>>>
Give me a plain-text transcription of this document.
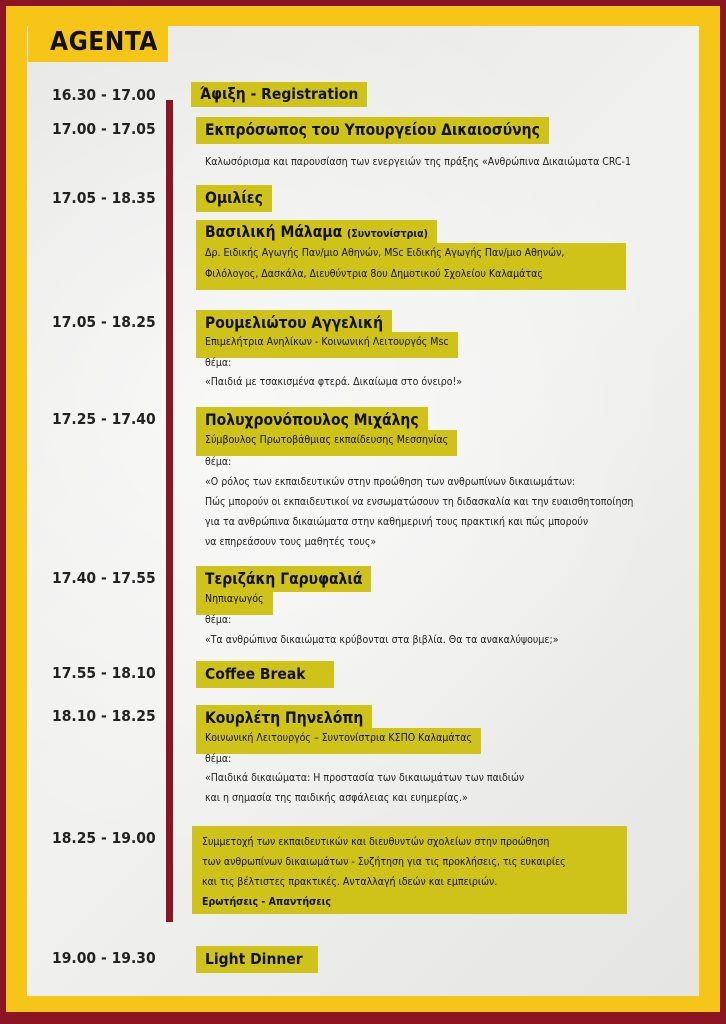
AGENTA
16.30 - 17.00	Άφιξη - Registration
17.00 - 17.05	Εκπρόσωπος του Υπουργείου Δικαιοσύνης
Καλωσόρισμα και παρουσίαση των ενεργειών της πράξης «Ανθρώπινα Δικαιώματα CRC-1
17.05 - 18.35	Ομιλίες
Βασιλική Μάλαμα (Συντονίστρια)
Δρ. Ειδικής Αγωγής Παν/μιο Αθηνών, MSc Ειδικής Αγωγής Παν/μιο Αθηνών,
Φιλόλογος, Δασκάλα, Διευθύντρια 8ου Δημοτικού Σχολείου Καλαμάτας
17.05 - 18.25	Ρουμελιώτου Αγγελική
Επιμελήτρια Ανηλίκων - Κοινωνική Λειτουργός Msc
θέμα:
«Παιδιά με τσακισμένα φτερά. Δικαίωμα στο όνειρο!»
17.25 - 17.40	Πολυχρονόπουλος Μιχάλης
Σύμβουλος Πρωτοβάθμιας εκπαίδευσης Μεσσηνίας
θέμα:
«Ο ρόλος των εκπαιδευτικών στην προώθηση των ανθρωπίνων δικαιωμάτων:
Πώς μπορούν οι εκπαιδευτικοί να ενσωματώσουν τη διδασκαλία και την ευαισθητοποίηση
για τα ανθρώπινα δικαιώματα στην καθημερινή τους πρακτική και πώς μπορούν
να επηρεάσουν τους μαθητές τους»
17.40 - 17.55	Τεριζάκη Γαρυφαλιά
Νηπιαγωγός
θέμα:
«Τα ανθρώπινα δικαιώματα κρύβονται στα βιβλία. Θα τα ανακαλύψουμε;»
17.55 - 18.10	Coffee Break
18.10 - 18.25	Κουρλέτη Πηνελόπη
Κοινωνική Λειτουργός – Συντονίστρια ΚΣΠΟ Καλαμάτας
θέμα:
«Παιδικά δικαιώματα: Η προστασία των δικαιωμάτων των παιδιών
και η σημασία της παιδικής ασφάλειας και ευημερίας.»
18.25 - 19.00	Συμμετοχή των εκπαιδευτικών και διευθυντών σχολείων στην προώθηση
των ανθρωπίνων δικαιωμάτων - Συζήτηση για τις προκλήσεις, τις ευκαιρίες
και τις βέλτιστες πρακτικές. Ανταλλαγή ιδεών και εμπειριών.
Ερωτήσεις - Απαντήσεις
19.00 - 19.30	Light Dinner
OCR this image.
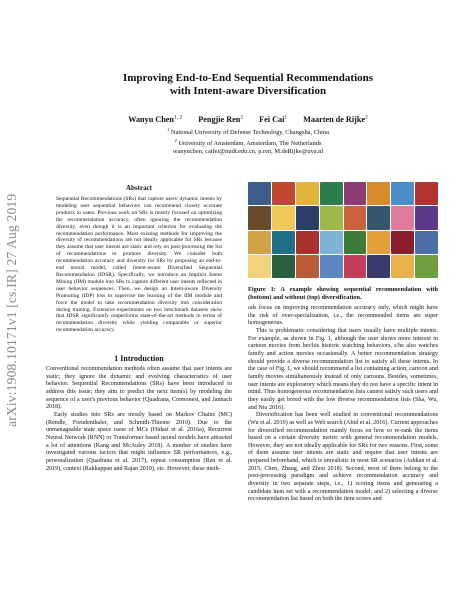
arXiv:1908.10171v1 [cs.IR] 27 Aug 2019
Improving End-to-End Sequential Recommendations
with Intent-aware Diversification
Wanyu Chen$^{1, 2}$ Pengjie Ren$^2$ Fei Cai$^1$ Maarten de Rijke$^2$
$^1$ National University of Defense Technology, Changsha, China
$^2$ University of Amsterdam, Amsterdam, The Netherlands
wanyuchen, caifei@nudt.edu.cn, p.ren, M.deRijke@uva.nl
Abstract
Sequential Recommendations (SRs) that capture users' dynamic intents by modeling user sequential behaviors can recommend closely accurate products to users. Previous work on SRs is mostly focused on optimizing the recommendation accuracy, often ignoring the recommendation diversity, even though it is an important criterion for evaluating the recommendation performance. Most existing methods for improving the diversity of recommendations are not ideally applicable for SRs because they assume that user intents are static and rely on post-processing the list of recommendations to promote diversity. We consider both recommendation accuracy and diversity for SRs by proposing an end-to-end neural model, called Intent-aware Diversified Sequential Recommendation (IDSR). Specifically, we introduce an Implicit Intent Mining (IIM) module into SRs to capture different user intents reflected in user behavior sequences. Then, we design an Intent-aware Diversity Promoting (IDP) loss to supervise the learning of the IIM module and force the model to take recommendation diversity into consideration during training. Extensive experiments on two benchmark datasets show that IDSR significantly outperforms state-of-the-art methods in terms of recommendation diversity while yielding comparable or superior recommendation accuracy.
1 Introduction

Conventional recommendation methods often assume that user intents are static; they ignore the dynamic and evolving characteristics of user behavior. Sequential Recommendations (SRs) have been introduced to address this issue; they aim to predict the next item(s) by modeling the sequence of a user's previous behavior (Quadrana, Cremonesi, and Jannach 2018).

Early studies into SRs are mostly based on Markov Chains (MC) (Rendle, Freudenthaler, and Schmidt-Thieme 2010). Due to the unmanageable state space issue of MCs (Hidasi et al. 2016a), Recurrent Neural Network (RNN) or Transformer based neural models have attracted a lot of attentions (Kang and McAuley 2018). A number of studies have investigated various factors that might influence SR performances, e.g., personalization (Quadrana et al. 2017), repeat consumption (Ren et al. 2019), context (Rakkappan and Rajan 2019), etc. However, these meth-

Figure 1: A example showing sequential recommendation with (bottom) and without (top) diversification.

ods focus on improving recommendation accuracy only, which might have the risk of over-specialization, i.e., the recommended items are super homogeneous.

This is problematic considering that users usually have multiple intents. For example, as shown in Fig. 1, although the user shows more interest in cartoon movies from her/his historic watching behaviors, s/he also watches family and action movies occasionally. A better recommendation strategy should provide a diverse recommendation list to satisfy all these intents. In the case of Fig. 1, we should recommend a list containing action, cartoon and family movies simultaneously instead of only cartoons. Besides, sometimes, user intents are exploratory which means they do not have a specific intent in mind. Thus homogeneous recommendation lists cannot satisfy such users and they easily get bored with the low diverse recommendation lists (Sha, Wu, and Niu 2016).

Diversification has been well studied in conventional recommendations (Wu et al. 2019) as well as Web search (Abid et al. 2016). Current approaches for diversified recommendation mainly focus on how to re-rank the items based on a certain diversity metric with general recommendation models. However, they are not ideally applicable for SRs for two reasons. First, some of them assume user intents are static and require that user intents are prepared beforehand, which is unrealistic in most SR scenarios (Ashkan et al. 2015; Chen, Zhang, and Zhou 2018). Second, most of them belong to the post-processing paradigm and achieve recommendation accuracy and diversity in two separate steps, i.e., 1) scoring items and generating a candidate item set with a recommendation model; and 2) selecting a diverse recommendation list based on both the item scores and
<<<
#### Problem details:
List the lines of the records where "mostly" occurs.

#### Solved exercise:
Sequential Recommendations (SRs) that capture users' dynamic intents by modeling user sequential behaviors can recommend closely accurate products to users. Previous work on SRs is mostly focused on optimizing the recommendation accuracy, often ignoring the recommendation diversity, even though it is an important criterion for evaluating the recommendation performance. Most existing methods for improving the diversity of recommendations are not ideally applicable for SRs because they assume that user intents are static and rely on post-processing the list of recommendations to promote diversity. We consider both recommendation accuracy and diversity for SRs by proposing an end-to-end neural model, called Intent-aware Diversified Sequential Recommendation (IDSR). Specifically, we introduce an Implicit Intent Mining (IIM) module into SRs to capture different user intents reflected in user behavior sequences. Then, we design an Intent-aware Diversity Promoting (IDP) loss to supervise the learning of the IIM module and force the model to take recommendation diversity into consideration during training. Extensive experiments on two benchmark datasets show that IDSR significantly outperforms state-of-the-art methods in terms of recommendation diversity while yielding comparable or superior recommendation accuracy.
Early studies into SRs are mostly based on Markov Chains (MC) (Rendle, Freudenthaler, and Schmidt-Thieme 2010). Due to the unmanageable state space issue of MCs (Hidasi et al. 2016a), Recurrent Neural Network (RNN) or Transformer based neural models have attracted a lot of attentions (Kang and McAuley 2018). A number of studies have investigated various factors that might influence SR performances, e.g., personalization (Quadrana et al. 2017), repeat consumption (Ren et al. 2019), context (Rakkappan and Rajan 2019), etc. However, these meth-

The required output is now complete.